Extract the text of every entry below exactly; leave images out.

--- Data provided ---
>>>
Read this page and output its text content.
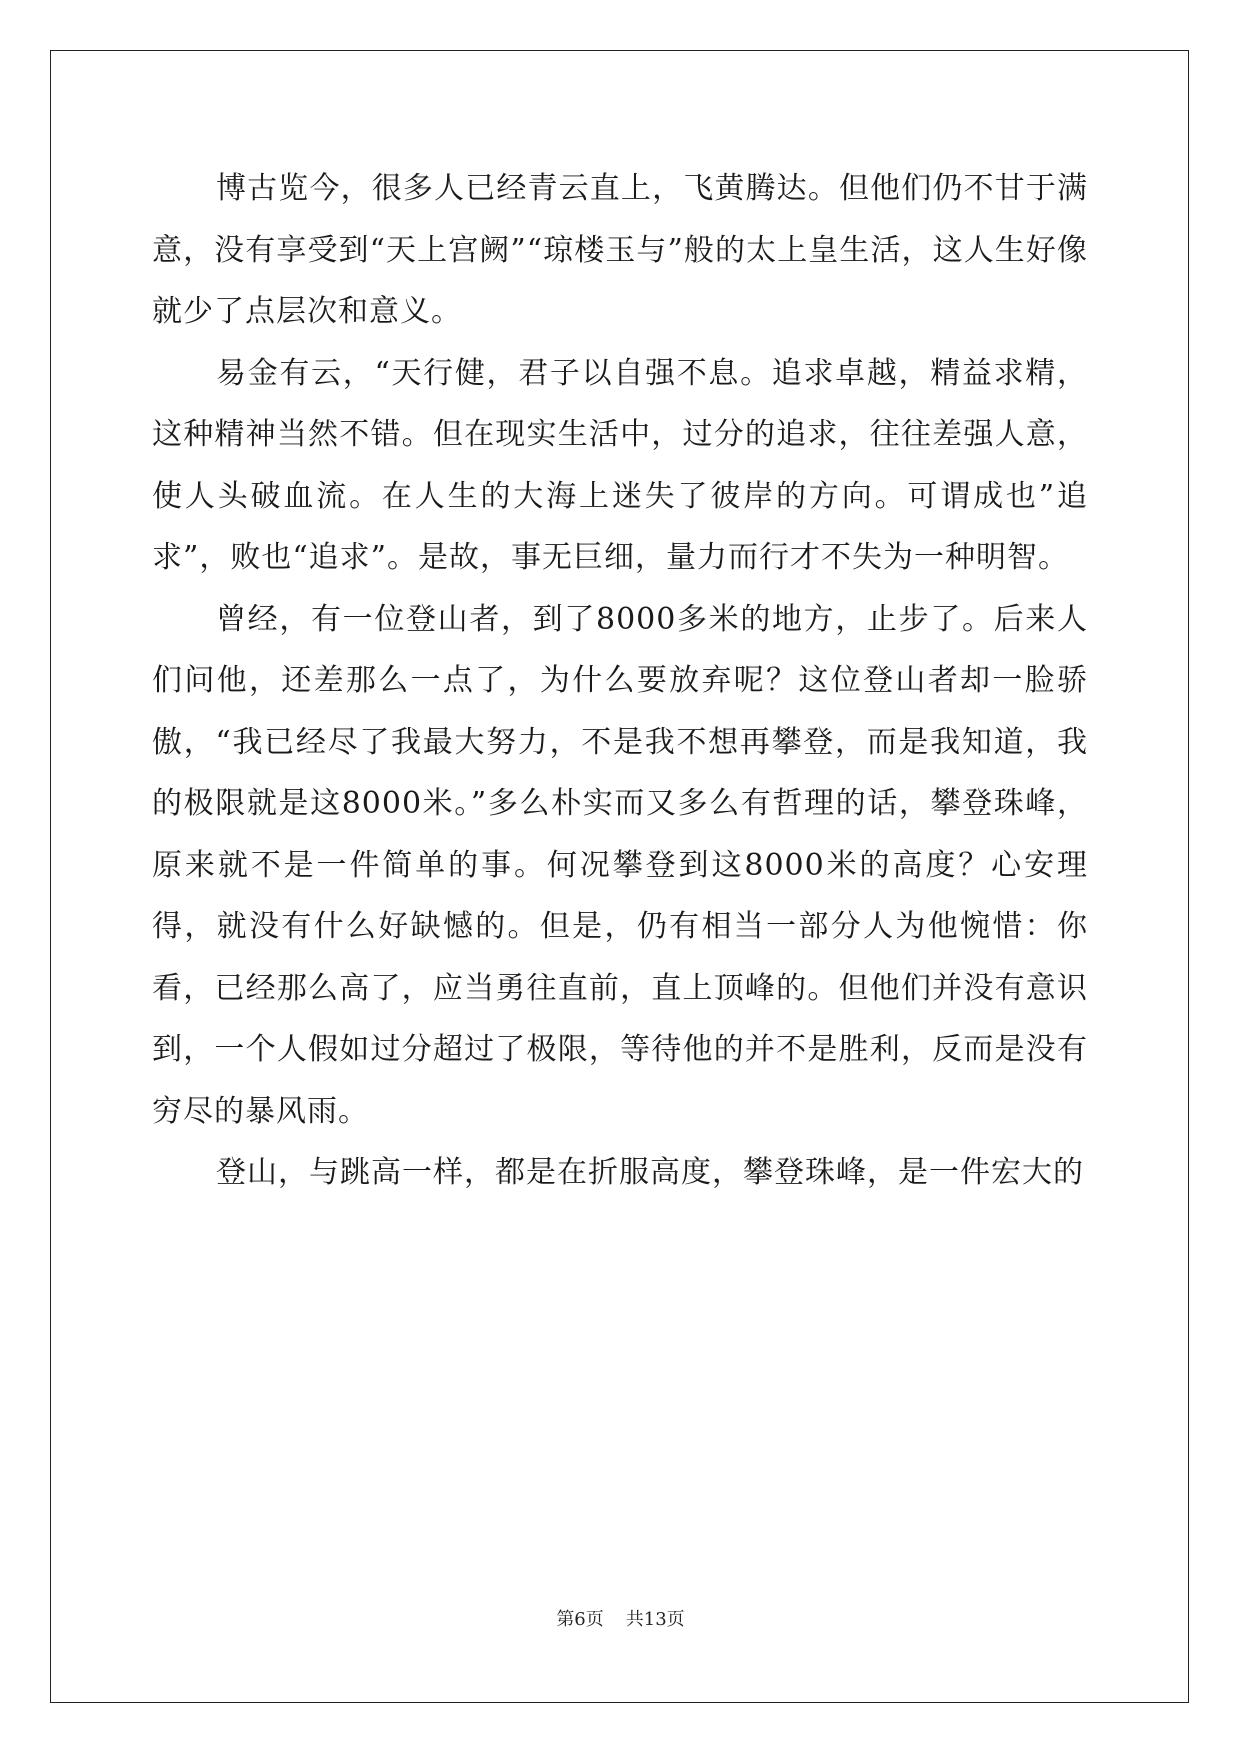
博古览今，很多人已经青云直上，飞黄腾达。但他们仍不甘于满意，没有享受到“天上宫阙”“琼楼玉与”般的太上皇生活，这人生好像就少了点层次和意义。

易金有云，“天行健，君子以自强不息。追求卓越，精益求精，这种精神当然不错。但在现实生活中，过分的追求，往往差强人意，使人头破血流。在人生的大海上迷失了彼岸的方向。可谓成也”追求”，败也“追求”。是故，事无巨细，量力而行才不失为一种明智。

曾经，有一位登山者，到了8000多米的地方，止步了。后来人们问他，还差那么一点了，为什么要放弃呢？这位登山者却一脸骄傲，“我已经尽了我最大努力，不是我不想再攀登，而是我知道，我的极限就是这8000米。”多么朴实而又多么有哲理的话，攀登珠峰，原来就不是一件简单的事。何况攀登到这8000米的高度？心安理得，就没有什么好缺憾的。但是，仍有相当一部分人为他惋惜：你看，已经那么高了，应当勇往直前，直上顶峰的。但他们并没有意识到，一个人假如过分超过了极限，等待他的并不是胜利，反而是没有穷尽的暴风雨。

登山，与跳高一样，都是在折服高度，攀登珠峰，是一件宏大的

第6页 共13页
<<<
--- Output for this exercise ---
Read this page and output its text content.
博古览今，很多人已经青云直上，飞黄腾达。但他们仍不甘于满意，没有享受到“天上宫阙”“琼楼玉与”般的太上皇生活，这人生好像就少了点层次和意义。

易金有云，“天行健，君子以自强不息。追求卓越，精益求精，这种精神当然不错。但在现实生活中，过分的追求，往往差强人意，使人头破血流。在人生的大海上迷失了彼岸的方向。可谓成也”追求”，败也“追求”。是故，事无巨细，量力而行才不失为一种明智。

曾经，有一位登山者，到了8000多米的地方，止步了。后来人们问他，还差那么一点了，为什么要放弃呢？这位登山者却一脸骄傲，“我已经尽了我最大努力，不是我不想再攀登，而是我知道，我的极限就是这8000米。”多么朴实而又多么有哲理的话，攀登珠峰，原来就不是一件简单的事。何况攀登到这8000米的高度？心安理得，就没有什么好缺憾的。但是，仍有相当一部分人为他惋惜：你看，已经那么高了，应当勇往直前，直上顶峰的。但他们并没有意识到，一个人假如过分超过了极限，等待他的并不是胜利，反而是没有穷尽的暴风雨。

登山，与跳高一样，都是在折服高度，攀登珠峰，是一件宏大的

第6页 共13页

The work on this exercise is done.